Stored entries:
■ ■ ■ ■ ■ ■ ■

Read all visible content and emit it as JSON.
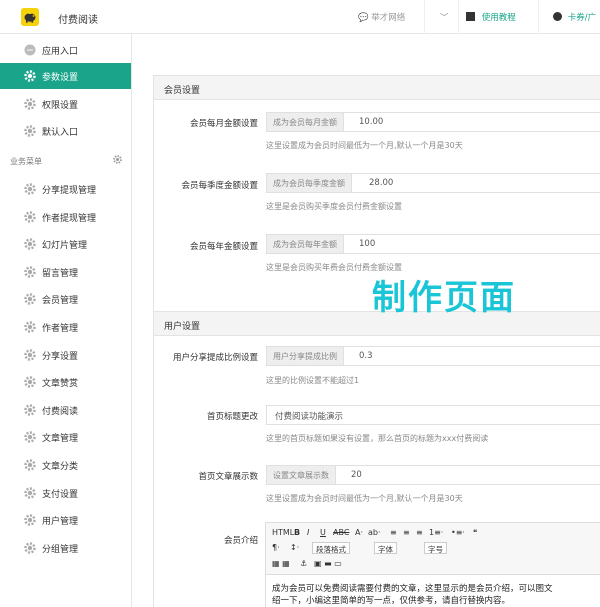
{
  "header": {
    "title": "付费阅读",
    "network": "举才网络",
    "guide": "使用教程",
    "coupon": "卡券/广"
  },
  "sidebar": {
    "top_items": [
      {
        "label": "应用入口",
        "icon": "chat-icon"
      },
      {
        "label": "参数设置",
        "icon": "gear-icon",
        "active": true
      },
      {
        "label": "权限设置",
        "icon": "gear-icon"
      },
      {
        "label": "默认入口",
        "icon": "gear-icon"
      }
    ],
    "section_title": "业务菜单",
    "menu_items": [
      "分享提现管理",
      "作者提现管理",
      "幻灯片管理",
      "留言管理",
      "会员管理",
      "作者管理",
      "分享设置",
      "文章赞赏",
      "付费阅读",
      "文章管理",
      "文章分类",
      "支付设置",
      "用户管理",
      "分组管理"
    ]
  },
  "member_panel": {
    "title": "会员设置",
    "monthly": {
      "label": "会员每月金额设置",
      "addon": "成为会员每月金额",
      "value": "10.00",
      "help": "这里设置成为会员时间最低为一个月,默认一个月是30天"
    },
    "quarterly": {
      "label": "会员每季度金额设置",
      "addon": "成为会员每季度金额",
      "value": "28.00",
      "help": "这里是会员购买季度会员付费金额设置"
    },
    "yearly": {
      "label": "会员每年金额设置",
      "addon": "成为会员每年金额",
      "value": "100",
      "help": "这里是会员购买年费会员付费金额设置"
    }
  },
  "watermark": "制作页面",
  "user_panel": {
    "title": "用户设置",
    "share_ratio": {
      "label": "用户分享提成比例设置",
      "addon": "用户分享提成比例",
      "value": "0.3",
      "help": "这里的比例设置不能超过1"
    },
    "home_title": {
      "label": "首页标题更改",
      "value": "付费阅读功能演示",
      "help": "这里的首页标题如果没有设置，那么首页的标题为xxx付费阅读"
    },
    "article_count": {
      "label": "首页文章展示数",
      "addon": "设置文章展示数",
      "value": "20",
      "help": "这里设置成为会员时间最低为一个月,默认一个月是30天"
    },
    "intro": {
      "label": "会员介绍"
    }
  },
  "editor": {
    "toolbar_row1": [
      "HTML",
      "B",
      "I",
      "U",
      "ABC",
      "A·",
      "ab·",
      "≡",
      "≡",
      "≡",
      "1≡·",
      "•≡·",
      "❝"
    ],
    "paragraph_format": "段落格式",
    "font_family": "字体",
    "font_size": "字号",
    "content_line1": "成为会员可以免费阅读需要付费的文章，这里显示的是会员介绍，可以图文",
    "content_line2": "绍一下，小编这里简单的写一点，仅供参考，请自行替换内容。"
  }
}
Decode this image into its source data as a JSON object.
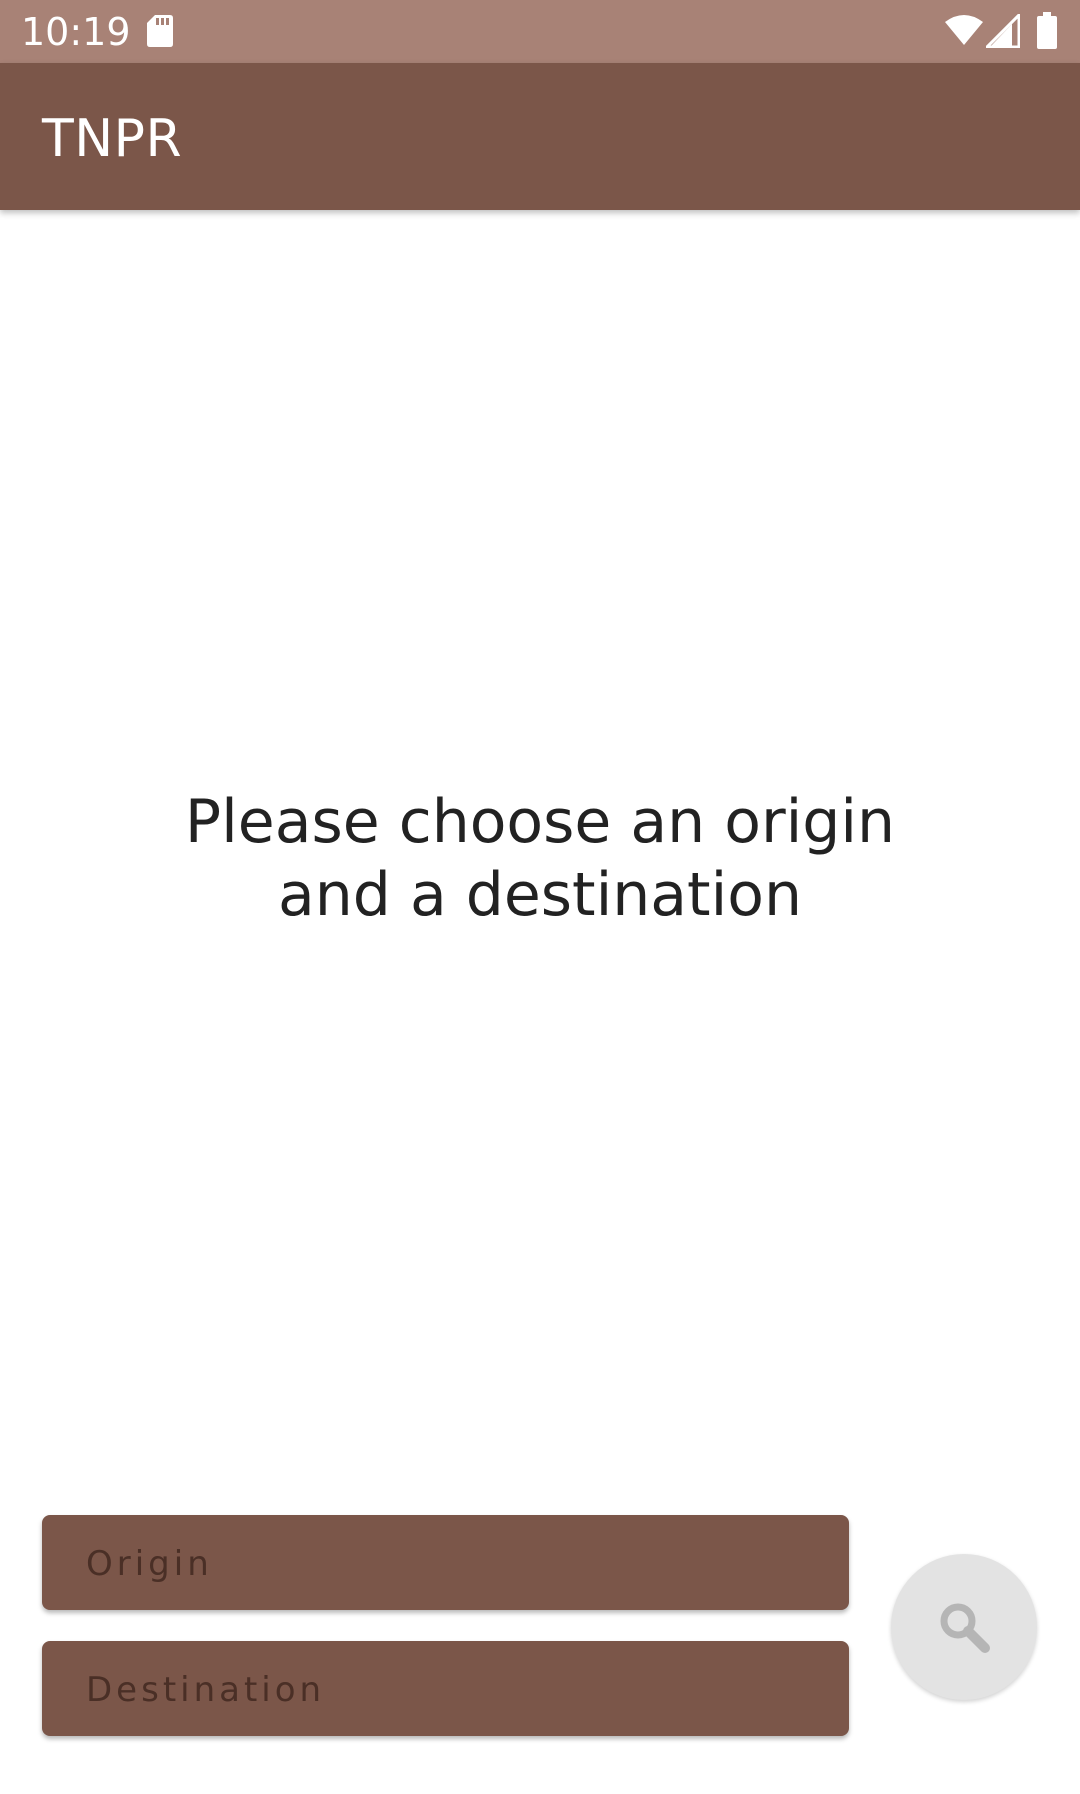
{
  "status_bar": {
    "time": "10:19",
    "icons": [
      "sd-card-icon",
      "wifi-icon",
      "signal-icon",
      "battery-icon"
    ]
  },
  "app_bar": {
    "title": "TNPR"
  },
  "main": {
    "prompt": "Please choose an origin and a destination"
  },
  "form": {
    "origin_label": "Origin",
    "destination_label": "Destination",
    "search_button_icon": "search-icon"
  },
  "colors": {
    "status_bar": "#a88276",
    "primary": "#7b5649",
    "field_text": "#4a2f26",
    "fab_background": "#e3e3e3",
    "fab_icon": "#b5b5b5"
  }
}
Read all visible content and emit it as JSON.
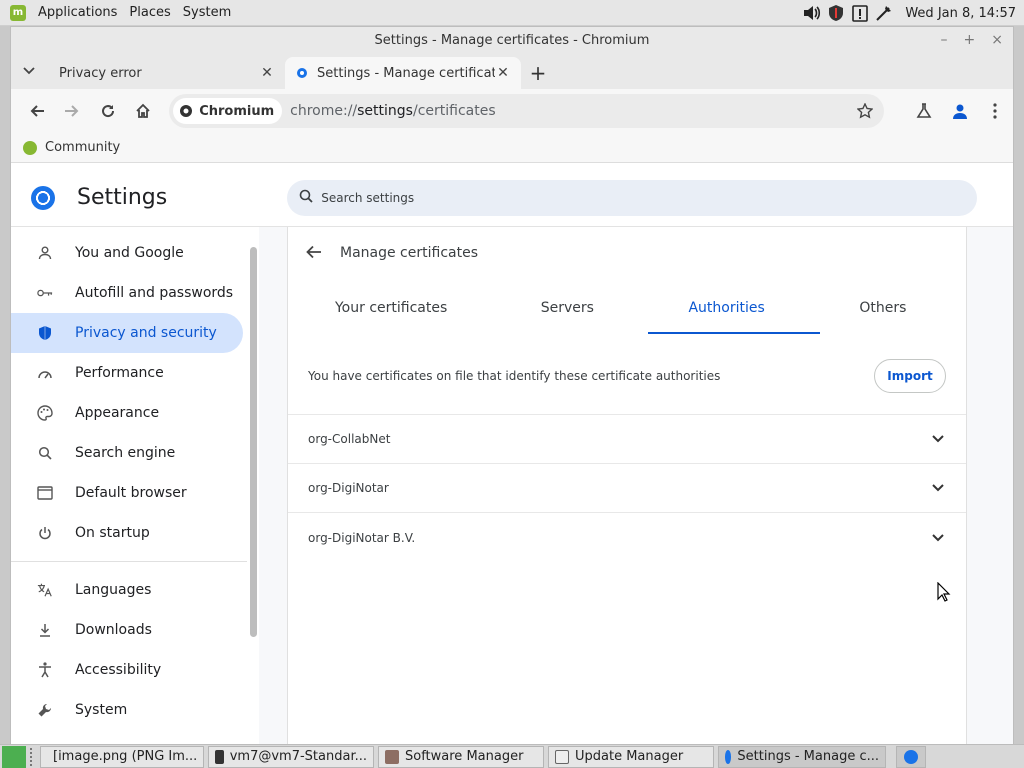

■ ■ ■ ■ ■ ■ ■

Given exercise
All of the material above is to be copied exactly, except for its images.

Response to this exercise
Read all visible content and emit it as JSON.
{
  "header": {
    "title": "付费阅读",
    "network": "举才网络",
    "guide": "使用教程",
    "coupon": "卡券/广"
  },
  "sidebar": {
    "top_items": [
      {
        "label": "应用入口",
        "icon": "chat-icon"
      },
      {
        "label": "参数设置",
        "icon": "gear-icon",
        "active": true
      },
      {
        "label": "权限设置",
        "icon": "gear-icon"
      },
      {
        "label": "默认入口",
        "icon": "gear-icon"
      }
    ],
    "section_title": "业务菜单",
    "menu_items": [
      "分享提现管理",
      "作者提现管理",
      "幻灯片管理",
      "留言管理",
      "会员管理",
      "作者管理",
      "分享设置",
      "文章赞赏",
      "付费阅读",
      "文章管理",
      "文章分类",
      "支付设置",
      "用户管理",
      "分组管理"
    ]
  },
  "member_panel": {
    "title": "会员设置",
    "monthly": {
      "label": "会员每月金额设置",
      "addon": "成为会员每月金额",
      "value": "10.00",
      "help": "这里设置成为会员时间最低为一个月,默认一个月是30天"
    },
    "quarterly": {
      "label": "会员每季度金额设置",
      "addon": "成为会员每季度金额",
      "value": "28.00",
      "help": "这里是会员购买季度会员付费金额设置"
    },
    "yearly": {
      "label": "会员每年金额设置",
      "addon": "成为会员每年金额",
      "value": "100",
      "help": "这里是会员购买年费会员付费金额设置"
    }
  },
  "watermark": "制作页面",
  "user_panel": {
    "title": "用户设置",
    "share_ratio": {
      "label": "用户分享提成比例设置",
      "addon": "用户分享提成比例",
      "value": "0.3",
      "help": "这里的比例设置不能超过1"
    },
    "home_title": {
      "label": "首页标题更改",
      "value": "付费阅读功能演示",
      "help": "这里的首页标题如果没有设置，那么首页的标题为xxx付费阅读"
    },
    "article_count": {
      "label": "首页文章展示数",
      "addon": "设置文章展示数",
      "value": "20",
      "help": "这里设置成为会员时间最低为一个月,默认一个月是30天"
    },
    "intro": {
      "label": "会员介绍"
    }
  },
  "editor": {
    "toolbar_row1": [
      "HTML",
      "B",
      "I",
      "U",
      "ABC",
      "A·",
      "ab·",
      "≡",
      "≡",
      "≡",
      "1≡·",
      "•≡·",
      "❝"
    ],
    "paragraph_format": "段落格式",
    "font_family": "字体",
    "font_size": "字号",
    "content_line1": "成为会员可以免费阅读需要付费的文章，这里显示的是会员介绍，可以图文",
    "content_line2": "绍一下，小编这里简单的写一点，仅供参考，请自行替换内容。"
  }
}
Decode this image into its source data as a JSON object.
{
  "status_bar": {
    "time": "10:19",
    "icons": [
      "sd-card-icon",
      "wifi-icon",
      "signal-icon",
      "battery-icon"
    ]
  },
  "app_bar": {
    "title": "TNPR"
  },
  "main": {
    "prompt": "Please choose an origin and a destination"
  },
  "form": {
    "origin_label": "Origin",
    "destination_label": "Destination",
    "search_button_icon": "search-icon"
  },
  "colors": {
    "status_bar": "#a88276",
    "primary": "#7b5649",
    "field_text": "#4a2f26",
    "fab_background": "#e3e3e3",
    "fab_icon": "#b5b5b5"
  }
}
Read all visible content and emit it as JSON.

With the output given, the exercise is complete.